• _OBJECTIVE_
All the records that follow need to be reproduced exactly. Omit the images.

• _DATA EXTRACT_
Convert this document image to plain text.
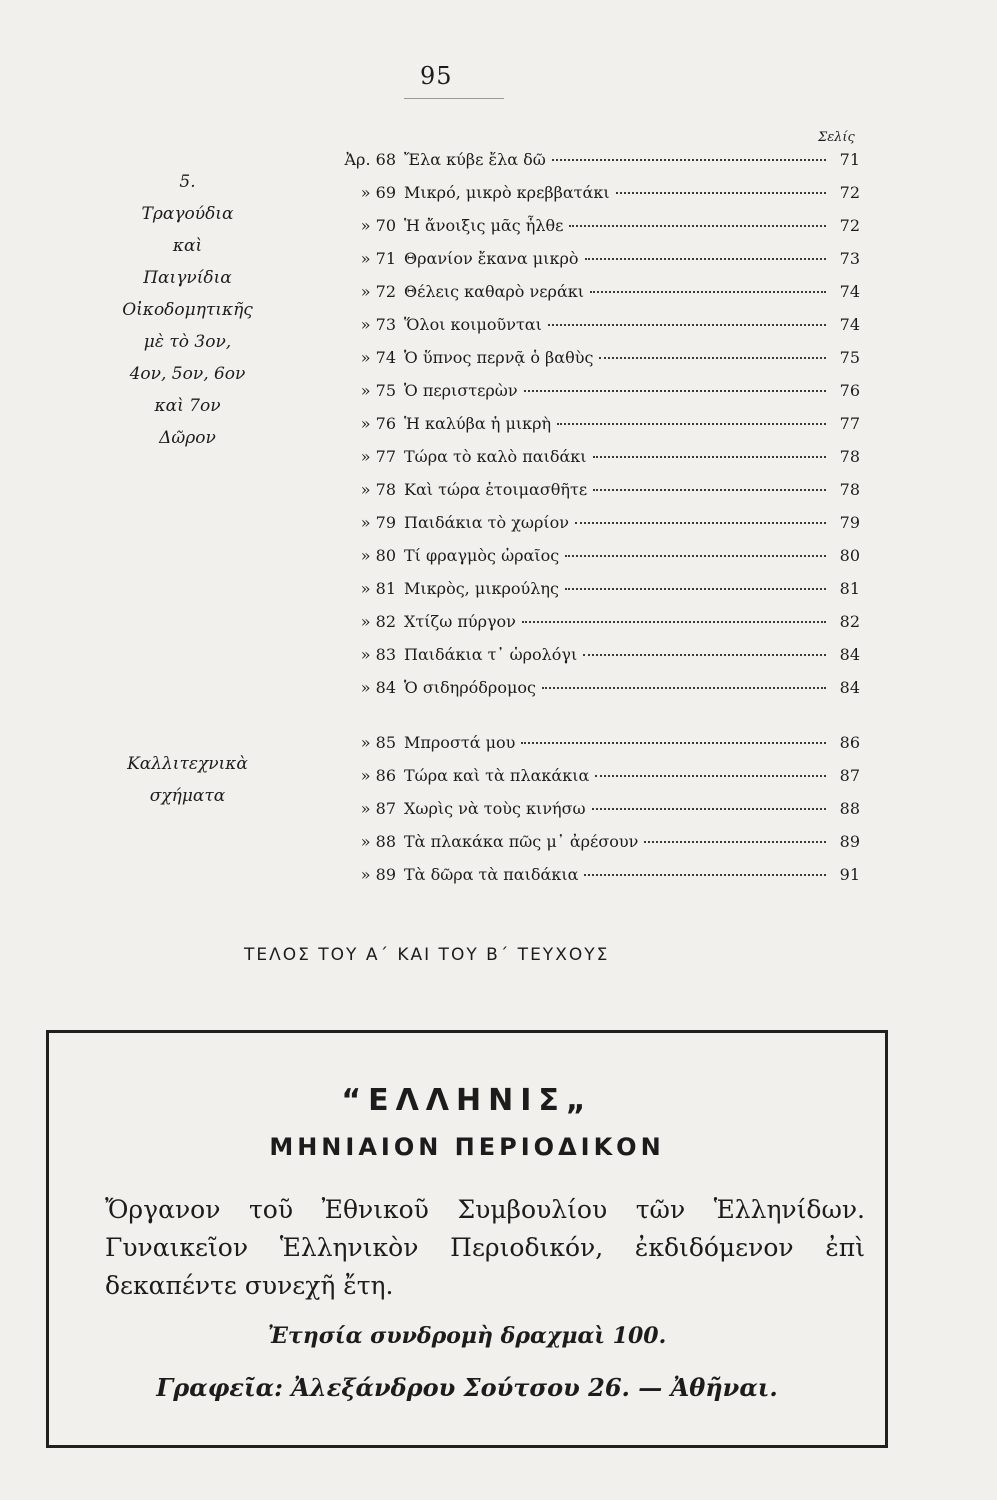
95
Σελίς
5.
Τραγούδια
καὶ
Παιγνίδια
Οἰκοδομητικῆς
μὲ τὸ 3ον,
4ον, 5ον, 6ον
καὶ 7ον
Δῶρον
Καλλιτεχνικὰ
σχήματα
Ἀρ. 68 Ἔλα κύβε ἔλα δῶ	71
» 69 Μικρό, μικρὸ κρεββατάκι	72
» 70 Ἡ ἄνοιξις μᾶς ἦλθε	72
» 71 Θρανίον ἔκανα μικρὸ	73
» 72 Θέλεις καθαρὸ νεράκι	74
» 73 Ὅλοι κοιμοῦνται	74
» 74 Ὁ ὕπνος περνᾷ ὁ βαθὺς	75
» 75 Ὁ περιστερὼν	76
» 76 Ἡ καλύβα ἡ μικρὴ	77
» 77 Τώρα τὸ καλὸ παιδάκι	78
» 78 Καὶ τώρα ἑτοιμασθῆτε	78
» 79 Παιδάκια τὸ χωρίον	79
» 80 Τί φραγμὸς ὡραῖος	80
» 81 Μικρὸς, μικρούλης	81
» 82 Χτίζω πύργον	82
» 83 Παιδάκια τ᾽ ὡρολόγι	84
» 84 Ὁ σιδηρόδρομος	84
» 85 Μπροστά μου	86
» 86 Τώρα καὶ τὰ πλακάκια	87
» 87 Χωρὶς νὰ τοὺς κινήσω	88
» 88 Τὰ πλακάκα πῶς μ᾽ ἀρέσουν	89
» 89 Τὰ δῶρα τὰ παιδάκια	91
ΤΕΛΟΣ ΤΟΥ Α΄ ΚΑΙ ΤΟΥ Β΄ ΤΕΥΧΟΥΣ
“ΕΛΛΗΝΙΣ„
ΜΗΝΙΑΙΟΝ ΠΕΡΙΟΔΙΚΟΝ
Ὄργανον τοῦ Ἐθνικοῦ Συμβουλίου τῶν Ἑλληνίδων. Γυναικεῖον Ἑλληνικὸν Περιοδικόν, ἐκδιδόμενον ἐπὶ δεκαπέντε συνεχῆ ἔτη.
Ἐτησία συνδρομὴ δραχμαὶ 100.
Γραφεῖα: Ἀλεξάνδρου Σούτσου 26. — Ἀθῆναι.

• _CORRECT RESULT_
Convert this document image to plain text.
95
Σελίς
5.
Τραγούδια
καὶ
Παιγνίδια
Οἰκοδομητικῆς
μὲ τὸ 3ον,
4ον, 5ον, 6ον
καὶ 7ον
Δῶρον
Καλλιτεχνικὰ
σχήματα
Ἀρ. 68 Ἔλα κύβε ἔλα δῶ	71
» 69 Μικρό, μικρὸ κρεββατάκι	72
» 70 Ἡ ἄνοιξις μᾶς ἦλθε	72
» 71 Θρανίον ἔκανα μικρὸ	73
» 72 Θέλεις καθαρὸ νεράκι	74
» 73 Ὅλοι κοιμοῦνται	74
» 74 Ὁ ὕπνος περνᾷ ὁ βαθὺς	75
» 75 Ὁ περιστερὼν	76
» 76 Ἡ καλύβα ἡ μικρὴ	77
» 77 Τώρα τὸ καλὸ παιδάκι	78
» 78 Καὶ τώρα ἑτοιμασθῆτε	78
» 79 Παιδάκια τὸ χωρίον	79
» 80 Τί φραγμὸς ὡραῖος	80
» 81 Μικρὸς, μικρούλης	81
» 82 Χτίζω πύργον	82
» 83 Παιδάκια τ᾽ ὡρολόγι	84
» 84 Ὁ σιδηρόδρομος	84
» 85 Μπροστά μου	86
» 86 Τώρα καὶ τὰ πλακάκια	87
» 87 Χωρὶς νὰ τοὺς κινήσω	88
» 88 Τὰ πλακάκα πῶς μ᾽ ἀρέσουν	89
» 89 Τὰ δῶρα τὰ παιδάκια	91
ΤΕΛΟΣ ΤΟΥ Α΄ ΚΑΙ ΤΟΥ Β΄ ΤΕΥΧΟΥΣ
“ΕΛΛΗΝΙΣ„
ΜΗΝΙΑΙΟΝ ΠΕΡΙΟΔΙΚΟΝ
Ὄργανον τοῦ Ἐθνικοῦ Συμβουλίου τῶν Ἑλληνίδων. Γυναικεῖον Ἑλληνικὸν Περιοδικόν, ἐκδιδόμενον ἐπὶ δεκαπέντε συνεχῆ ἔτη.
Ἐτησία συνδρομὴ δραχμαὶ 100.
Γραφεῖα: Ἀλεξάνδρου Σούτσου 26. — Ἀθῆναι.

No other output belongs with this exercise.